▸ **GIVEN DATA**:
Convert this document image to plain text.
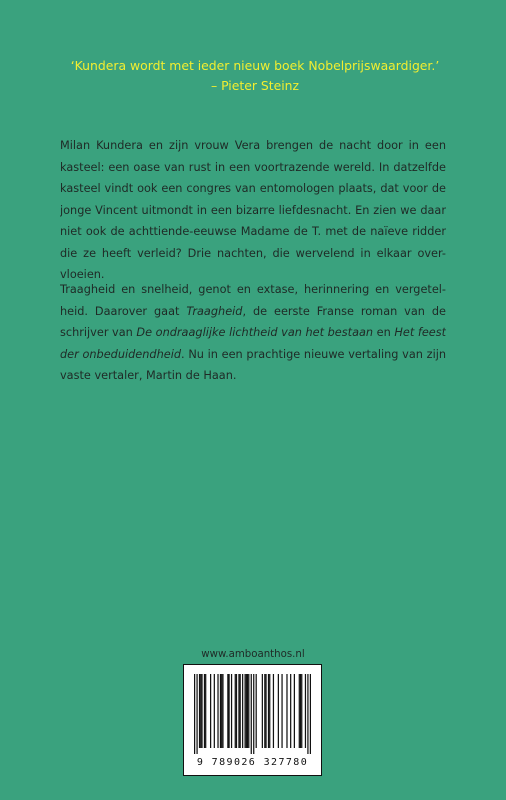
‘Kundera wordt met ieder nieuw boek Nobelprijswaardiger.’
– Pieter Steinz
Milan Kundera en zijn vrouw Vera brengen de nacht door in een
kasteel: een oase van rust in een voortrazende wereld. In datzelfde
kasteel vindt ook een congres van entomologen plaats, dat voor de
jonge Vincent uitmondt in een bizarre liefdesnacht. En zien we daar
niet ook de achttiende-eeuwse Madame de T. met de naïeve ridder
die ze heeft verleid? Drie nachten, die wervelend in elkaar over-
vloeien.
Traagheid en snelheid, genot en extase, herinnering en vergetel-
heid. Daarover gaat Traagheid, de eerste Franse roman van de
schrijver van De ondraaglijke lichtheid van het bestaan en Het feest
der onbeduidendheid. Nu in een prachtige nieuwe vertaling van zijn
vaste vertaler, Martin de Haan.
www.amboanthos.nl
9 789026 327780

▸ **WHAT IS EXPECTED**: Reproduce all of the data exactly, omitting each picture it holds.

▸ **SOLUTION BELOW**:
Convert this document image to plain text.
‘Kundera wordt met ieder nieuw boek Nobelprijswaardiger.’
– Pieter Steinz
Milan Kundera en zijn vrouw Vera brengen de nacht door in een
kasteel: een oase van rust in een voortrazende wereld. In datzelfde
kasteel vindt ook een congres van entomologen plaats, dat voor de
jonge Vincent uitmondt in een bizarre liefdesnacht. En zien we daar
niet ook de achttiende-eeuwse Madame de T. met de naïeve ridder
die ze heeft verleid? Drie nachten, die wervelend in elkaar over-
vloeien.
Traagheid en snelheid, genot en extase, herinnering en vergetel-
heid. Daarover gaat Traagheid, de eerste Franse roman van de
schrijver van De ondraaglijke lichtheid van het bestaan en Het feest
der onbeduidendheid. Nu in een prachtige nieuwe vertaling van zijn
vaste vertaler, Martin de Haan.
www.amboanthos.nl
9 789026 327780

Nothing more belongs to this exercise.